> [The request]: Find how many lines contain "ingresos" and state only that number.

> [Source records]:
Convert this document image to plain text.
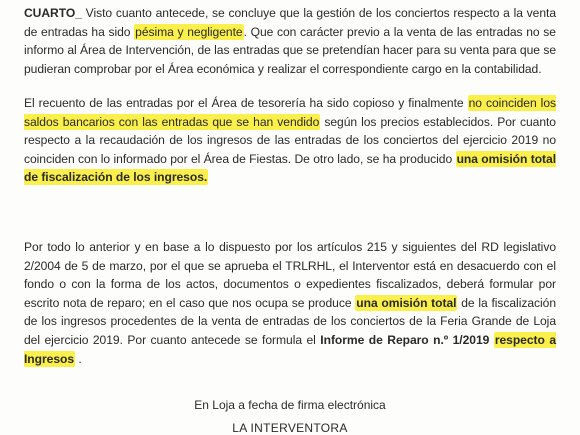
CUARTO_ Visto cuanto antecede, se concluye que la gestión de los conciertos respecto a la venta de entradas ha sido pésima y negligente. Que con carácter previo a la venta de las entradas no se informo al Área de Intervención, de las entradas que se pretendían hacer para su venta para que se pudieran comprobar por el Área económica y realizar el correspondiente cargo en la contabilidad.

El recuento de las entradas por el Área de tesorería ha sido copioso y finalmente no coinciden los saldos bancarios con las entradas que se han vendido según los precios establecidos. Por cuanto respecto a la recaudación de los ingresos de las entradas de los conciertos del ejercicio 2019 no coinciden con lo informado por el Área de Fiestas. De otro lado, se ha producido una omisión total de fiscalización de los ingresos.

Por todo lo anterior y en base a lo dispuesto por los artículos 215 y siguientes del RD legislativo 2/2004 de 5 de marzo, por el que se aprueba el TRLRHL, el Interventor está en desacuerdo con el fondo o con la forma de los actos, documentos o expedientes fiscalizados, deberá formular por escrito nota de reparo; en el caso que nos ocupa se produce una omisión total de la fiscalización de los ingresos procedentes de la venta de entradas de los conciertos de la Feria Grande de Loja del ejercicio 2019. Por cuanto antecede se formula el Informe de Reparo n.º 1/2019 respecto a Ingresos .

En Loja a fecha de firma electrónica

LA INTERVENTORA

> [The answer]: 2